RECORDS FOR THIS EXERCISE:
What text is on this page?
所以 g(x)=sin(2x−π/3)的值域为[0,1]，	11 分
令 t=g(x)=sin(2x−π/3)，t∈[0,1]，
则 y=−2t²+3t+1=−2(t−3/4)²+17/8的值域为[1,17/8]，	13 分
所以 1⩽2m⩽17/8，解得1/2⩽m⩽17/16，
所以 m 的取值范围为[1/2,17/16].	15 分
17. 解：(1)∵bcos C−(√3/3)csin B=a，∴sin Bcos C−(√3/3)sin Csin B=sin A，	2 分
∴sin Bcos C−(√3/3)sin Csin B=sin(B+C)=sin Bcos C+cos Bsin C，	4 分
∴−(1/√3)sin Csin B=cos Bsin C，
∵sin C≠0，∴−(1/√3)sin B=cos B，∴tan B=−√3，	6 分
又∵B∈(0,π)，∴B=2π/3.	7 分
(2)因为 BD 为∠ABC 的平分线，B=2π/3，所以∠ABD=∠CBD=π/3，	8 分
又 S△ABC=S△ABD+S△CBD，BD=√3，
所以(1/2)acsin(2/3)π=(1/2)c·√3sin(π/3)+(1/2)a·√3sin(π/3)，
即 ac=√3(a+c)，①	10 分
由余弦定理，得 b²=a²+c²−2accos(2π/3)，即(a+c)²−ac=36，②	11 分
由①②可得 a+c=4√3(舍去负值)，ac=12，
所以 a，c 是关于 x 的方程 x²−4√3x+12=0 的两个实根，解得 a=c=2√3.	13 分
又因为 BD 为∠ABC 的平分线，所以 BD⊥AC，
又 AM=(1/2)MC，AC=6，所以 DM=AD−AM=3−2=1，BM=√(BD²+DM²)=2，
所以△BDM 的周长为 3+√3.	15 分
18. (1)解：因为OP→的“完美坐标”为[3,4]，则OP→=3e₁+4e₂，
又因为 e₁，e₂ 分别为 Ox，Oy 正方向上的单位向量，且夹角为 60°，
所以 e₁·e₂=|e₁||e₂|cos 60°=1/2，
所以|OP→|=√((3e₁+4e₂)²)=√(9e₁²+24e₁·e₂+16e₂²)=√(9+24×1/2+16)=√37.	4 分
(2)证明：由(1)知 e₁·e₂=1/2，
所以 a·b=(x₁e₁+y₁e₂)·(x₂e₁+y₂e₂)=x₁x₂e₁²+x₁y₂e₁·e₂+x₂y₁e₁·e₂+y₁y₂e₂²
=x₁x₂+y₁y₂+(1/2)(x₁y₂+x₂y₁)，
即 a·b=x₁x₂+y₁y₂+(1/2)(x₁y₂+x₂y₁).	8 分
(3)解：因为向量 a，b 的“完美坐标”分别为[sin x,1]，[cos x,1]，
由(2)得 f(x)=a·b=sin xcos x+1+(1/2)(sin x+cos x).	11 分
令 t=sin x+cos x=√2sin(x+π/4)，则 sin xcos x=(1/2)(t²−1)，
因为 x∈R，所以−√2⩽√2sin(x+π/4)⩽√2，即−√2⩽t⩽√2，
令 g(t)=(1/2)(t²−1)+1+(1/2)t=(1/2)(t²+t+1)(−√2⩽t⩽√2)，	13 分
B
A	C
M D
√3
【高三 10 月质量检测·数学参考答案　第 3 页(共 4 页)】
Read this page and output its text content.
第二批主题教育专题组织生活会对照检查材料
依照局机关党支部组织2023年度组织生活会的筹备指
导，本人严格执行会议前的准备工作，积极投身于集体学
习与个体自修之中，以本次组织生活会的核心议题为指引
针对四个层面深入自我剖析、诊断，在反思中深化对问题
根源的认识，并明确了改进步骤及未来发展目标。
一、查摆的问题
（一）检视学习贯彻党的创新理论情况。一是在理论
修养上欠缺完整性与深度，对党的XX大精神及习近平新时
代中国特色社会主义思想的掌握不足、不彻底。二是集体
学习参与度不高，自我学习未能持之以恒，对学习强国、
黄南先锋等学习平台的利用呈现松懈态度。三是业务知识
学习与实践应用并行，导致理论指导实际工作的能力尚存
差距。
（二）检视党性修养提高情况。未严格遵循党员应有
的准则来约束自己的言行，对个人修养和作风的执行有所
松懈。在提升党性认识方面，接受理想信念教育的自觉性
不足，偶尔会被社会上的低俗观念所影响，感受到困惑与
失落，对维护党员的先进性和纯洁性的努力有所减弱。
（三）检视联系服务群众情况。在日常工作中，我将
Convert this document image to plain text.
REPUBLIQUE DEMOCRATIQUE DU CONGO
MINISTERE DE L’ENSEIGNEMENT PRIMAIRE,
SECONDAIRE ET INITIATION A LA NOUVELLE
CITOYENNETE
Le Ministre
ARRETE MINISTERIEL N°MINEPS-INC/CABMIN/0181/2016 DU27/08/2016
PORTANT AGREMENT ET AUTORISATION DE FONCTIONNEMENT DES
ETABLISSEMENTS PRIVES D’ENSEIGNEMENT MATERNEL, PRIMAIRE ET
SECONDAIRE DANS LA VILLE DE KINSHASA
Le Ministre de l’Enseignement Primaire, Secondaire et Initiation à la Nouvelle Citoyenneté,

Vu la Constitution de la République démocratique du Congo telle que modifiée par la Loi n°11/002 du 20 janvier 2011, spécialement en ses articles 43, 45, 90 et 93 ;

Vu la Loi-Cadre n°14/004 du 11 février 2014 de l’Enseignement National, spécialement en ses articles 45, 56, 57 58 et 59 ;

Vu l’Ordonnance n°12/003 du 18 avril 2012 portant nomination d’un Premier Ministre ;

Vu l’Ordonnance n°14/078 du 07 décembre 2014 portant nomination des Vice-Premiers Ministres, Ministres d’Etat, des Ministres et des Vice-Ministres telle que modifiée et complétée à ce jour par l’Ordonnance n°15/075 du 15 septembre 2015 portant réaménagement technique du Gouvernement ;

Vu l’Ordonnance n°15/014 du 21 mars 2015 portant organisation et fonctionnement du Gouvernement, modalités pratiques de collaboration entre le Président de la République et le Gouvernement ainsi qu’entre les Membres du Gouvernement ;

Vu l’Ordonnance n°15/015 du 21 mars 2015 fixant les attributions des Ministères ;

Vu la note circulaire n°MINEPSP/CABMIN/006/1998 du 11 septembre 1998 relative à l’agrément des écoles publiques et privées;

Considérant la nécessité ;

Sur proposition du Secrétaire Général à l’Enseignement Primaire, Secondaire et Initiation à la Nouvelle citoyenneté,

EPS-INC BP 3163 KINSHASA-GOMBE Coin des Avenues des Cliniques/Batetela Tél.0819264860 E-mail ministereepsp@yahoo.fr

TASK DETAILS:
Reproduce the complete data exactly as presented above.

CORRECT RESULT:
What text is on this page?
所以 g(x)=sin(2x−π/3)的值域为[0,1]，	11 分
令 t=g(x)=sin(2x−π/3)，t∈[0,1]，
则 y=−2t²+3t+1=−2(t−3/4)²+17/8的值域为[1,17/8]，	13 分
所以 1⩽2m⩽17/8，解得1/2⩽m⩽17/16，
所以 m 的取值范围为[1/2,17/16].	15 分
17. 解：(1)∵bcos C−(√3/3)csin B=a，∴sin Bcos C−(√3/3)sin Csin B=sin A，	2 分
∴sin Bcos C−(√3/3)sin Csin B=sin(B+C)=sin Bcos C+cos Bsin C，	4 分
∴−(1/√3)sin Csin B=cos Bsin C，
∵sin C≠0，∴−(1/√3)sin B=cos B，∴tan B=−√3，	6 分
又∵B∈(0,π)，∴B=2π/3.	7 分
(2)因为 BD 为∠ABC 的平分线，B=2π/3，所以∠ABD=∠CBD=π/3，	8 分
又 S△ABC=S△ABD+S△CBD，BD=√3，
所以(1/2)acsin(2/3)π=(1/2)c·√3sin(π/3)+(1/2)a·√3sin(π/3)，
即 ac=√3(a+c)，①	10 分
由余弦定理，得 b²=a²+c²−2accos(2π/3)，即(a+c)²−ac=36，②	11 分
由①②可得 a+c=4√3(舍去负值)，ac=12，
所以 a，c 是关于 x 的方程 x²−4√3x+12=0 的两个实根，解得 a=c=2√3.	13 分
又因为 BD 为∠ABC 的平分线，所以 BD⊥AC，
又 AM=(1/2)MC，AC=6，所以 DM=AD−AM=3−2=1，BM=√(BD²+DM²)=2，
所以△BDM 的周长为 3+√3.	15 分
18. (1)解：因为OP→的“完美坐标”为[3,4]，则OP→=3e₁+4e₂，
又因为 e₁，e₂ 分别为 Ox，Oy 正方向上的单位向量，且夹角为 60°，
所以 e₁·e₂=|e₁||e₂|cos 60°=1/2，
所以|OP→|=√((3e₁+4e₂)²)=√(9e₁²+24e₁·e₂+16e₂²)=√(9+24×1/2+16)=√37.	4 分
(2)证明：由(1)知 e₁·e₂=1/2，
所以 a·b=(x₁e₁+y₁e₂)·(x₂e₁+y₂e₂)=x₁x₂e₁²+x₁y₂e₁·e₂+x₂y₁e₁·e₂+y₁y₂e₂²
=x₁x₂+y₁y₂+(1/2)(x₁y₂+x₂y₁)，
即 a·b=x₁x₂+y₁y₂+(1/2)(x₁y₂+x₂y₁).	8 分
(3)解：因为向量 a，b 的“完美坐标”分别为[sin x,1]，[cos x,1]，
由(2)得 f(x)=a·b=sin xcos x+1+(1/2)(sin x+cos x).	11 分
令 t=sin x+cos x=√2sin(x+π/4)，则 sin xcos x=(1/2)(t²−1)，
因为 x∈R，所以−√2⩽√2sin(x+π/4)⩽√2，即−√2⩽t⩽√2，
令 g(t)=(1/2)(t²−1)+1+(1/2)t=(1/2)(t²+t+1)(−√2⩽t⩽√2)，	13 分
B
A	C
M D
√3
【高三 10 月质量检测·数学参考答案　第 3 页(共 4 页)】
Read this page and output its text content.
第二批主题教育专题组织生活会对照检查材料
依照局机关党支部组织2023年度组织生活会的筹备指
导，本人严格执行会议前的准备工作，积极投身于集体学
习与个体自修之中，以本次组织生活会的核心议题为指引
针对四个层面深入自我剖析、诊断，在反思中深化对问题
根源的认识，并明确了改进步骤及未来发展目标。
一、查摆的问题
（一）检视学习贯彻党的创新理论情况。一是在理论
修养上欠缺完整性与深度，对党的XX大精神及习近平新时
代中国特色社会主义思想的掌握不足、不彻底。二是集体
学习参与度不高，自我学习未能持之以恒，对学习强国、
黄南先锋等学习平台的利用呈现松懈态度。三是业务知识
学习与实践应用并行，导致理论指导实际工作的能力尚存
差距。
（二）检视党性修养提高情况。未严格遵循党员应有
的准则来约束自己的言行，对个人修养和作风的执行有所
松懈。在提升党性认识方面，接受理想信念教育的自觉性
不足，偶尔会被社会上的低俗观念所影响，感受到困惑与
失落，对维护党员的先进性和纯洁性的努力有所减弱。
（三）检视联系服务群众情况。在日常工作中，我将
Convert this document image to plain text.
REPUBLIQUE DEMOCRATIQUE DU CONGO
MINISTERE DE L’ENSEIGNEMENT PRIMAIRE,
SECONDAIRE ET INITIATION A LA NOUVELLE
CITOYENNETE
Le Ministre
ARRETE MINISTERIEL N°MINEPS-INC/CABMIN/0181/2016 DU27/08/2016
PORTANT AGREMENT ET AUTORISATION DE FONCTIONNEMENT DES
ETABLISSEMENTS PRIVES D’ENSEIGNEMENT MATERNEL, PRIMAIRE ET
SECONDAIRE DANS LA VILLE DE KINSHASA
Le Ministre de l’Enseignement Primaire, Secondaire et Initiation à la Nouvelle Citoyenneté,

Vu la Constitution de la République démocratique du Congo telle que modifiée par la Loi n°11/002 du 20 janvier 2011, spécialement en ses articles 43, 45, 90 et 93 ;

Vu la Loi-Cadre n°14/004 du 11 février 2014 de l’Enseignement National, spécialement en ses articles 45, 56, 57 58 et 59 ;

Vu l’Ordonnance n°12/003 du 18 avril 2012 portant nomination d’un Premier Ministre ;

Vu l’Ordonnance n°14/078 du 07 décembre 2014 portant nomination des Vice-Premiers Ministres, Ministres d’Etat, des Ministres et des Vice-Ministres telle que modifiée et complétée à ce jour par l’Ordonnance n°15/075 du 15 septembre 2015 portant réaménagement technique du Gouvernement ;

Vu l’Ordonnance n°15/014 du 21 mars 2015 portant organisation et fonctionnement du Gouvernement, modalités pratiques de collaboration entre le Président de la République et le Gouvernement ainsi qu’entre les Membres du Gouvernement ;

Vu l’Ordonnance n°15/015 du 21 mars 2015 fixant les attributions des Ministères ;

Vu la note circulaire n°MINEPSP/CABMIN/006/1998 du 11 septembre 1998 relative à l’agrément des écoles publiques et privées;

Considérant la nécessité ;

Sur proposition du Secrétaire Général à l’Enseignement Primaire, Secondaire et Initiation à la Nouvelle citoyenneté,

EPS-INC BP 3163 KINSHASA-GOMBE Coin des Avenues des Cliniques/Batetela Tél.0819264860 E-mail ministereepsp@yahoo.fr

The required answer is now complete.